Your task is to print the material below exactly as presented.

>>>

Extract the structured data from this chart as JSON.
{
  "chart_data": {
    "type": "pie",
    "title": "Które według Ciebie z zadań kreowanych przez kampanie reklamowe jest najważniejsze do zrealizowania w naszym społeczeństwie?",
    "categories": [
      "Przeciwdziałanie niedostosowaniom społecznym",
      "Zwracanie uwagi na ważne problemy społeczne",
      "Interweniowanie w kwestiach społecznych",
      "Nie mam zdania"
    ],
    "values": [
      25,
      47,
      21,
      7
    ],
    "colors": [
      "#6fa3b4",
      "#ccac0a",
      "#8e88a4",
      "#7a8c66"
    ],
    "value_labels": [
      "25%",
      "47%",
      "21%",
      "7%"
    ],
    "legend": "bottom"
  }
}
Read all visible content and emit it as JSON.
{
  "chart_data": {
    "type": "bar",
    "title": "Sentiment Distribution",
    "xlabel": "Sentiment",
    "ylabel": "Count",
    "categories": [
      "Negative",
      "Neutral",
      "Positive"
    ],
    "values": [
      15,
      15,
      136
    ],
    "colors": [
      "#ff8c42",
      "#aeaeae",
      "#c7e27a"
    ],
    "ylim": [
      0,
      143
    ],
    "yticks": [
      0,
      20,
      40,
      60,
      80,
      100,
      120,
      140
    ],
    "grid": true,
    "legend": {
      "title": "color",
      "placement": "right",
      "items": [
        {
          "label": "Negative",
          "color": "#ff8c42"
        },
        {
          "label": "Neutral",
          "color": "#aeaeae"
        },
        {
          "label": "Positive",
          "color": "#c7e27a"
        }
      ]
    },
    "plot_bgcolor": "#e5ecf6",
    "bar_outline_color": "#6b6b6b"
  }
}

<<<

# The response:
Extract the structured data from this chart as JSON.
{
  "chart_data": {
    "type": "pie",
    "title": "Które według Ciebie z zadań kreowanych przez kampanie reklamowe jest najważniejsze do zrealizowania w naszym społeczeństwie?",
    "categories": [
      "Przeciwdziałanie niedostosowaniom społecznym",
      "Zwracanie uwagi na ważne problemy społeczne",
      "Interweniowanie w kwestiach społecznych",
      "Nie mam zdania"
    ],
    "values": [
      25,
      47,
      21,
      7
    ],
    "colors": [
      "#6fa3b4",
      "#ccac0a",
      "#8e88a4",
      "#7a8c66"
    ],
    "value_labels": [
      "25%",
      "47%",
      "21%",
      "7%"
    ],
    "legend": "bottom"
  }
}
Read all visible content and emit it as JSON.
{
  "chart_data": {
    "type": "bar",
    "title": "Sentiment Distribution",
    "xlabel": "Sentiment",
    "ylabel": "Count",
    "categories": [
      "Negative",
      "Neutral",
      "Positive"
    ],
    "values": [
      15,
      15,
      136
    ],
    "colors": [
      "#ff8c42",
      "#aeaeae",
      "#c7e27a"
    ],
    "ylim": [
      0,
      143
    ],
    "yticks": [
      0,
      20,
      40,
      60,
      80,
      100,
      120,
      140
    ],
    "grid": true,
    "legend": {
      "title": "color",
      "placement": "right",
      "items": [
        {
          "label": "Negative",
          "color": "#ff8c42"
        },
        {
          "label": "Neutral",
          "color": "#aeaeae"
        },
        {
          "label": "Positive",
          "color": "#c7e27a"
        }
      ]
    },
    "plot_bgcolor": "#e5ecf6",
    "bar_outline_color": "#6b6b6b"
  }
}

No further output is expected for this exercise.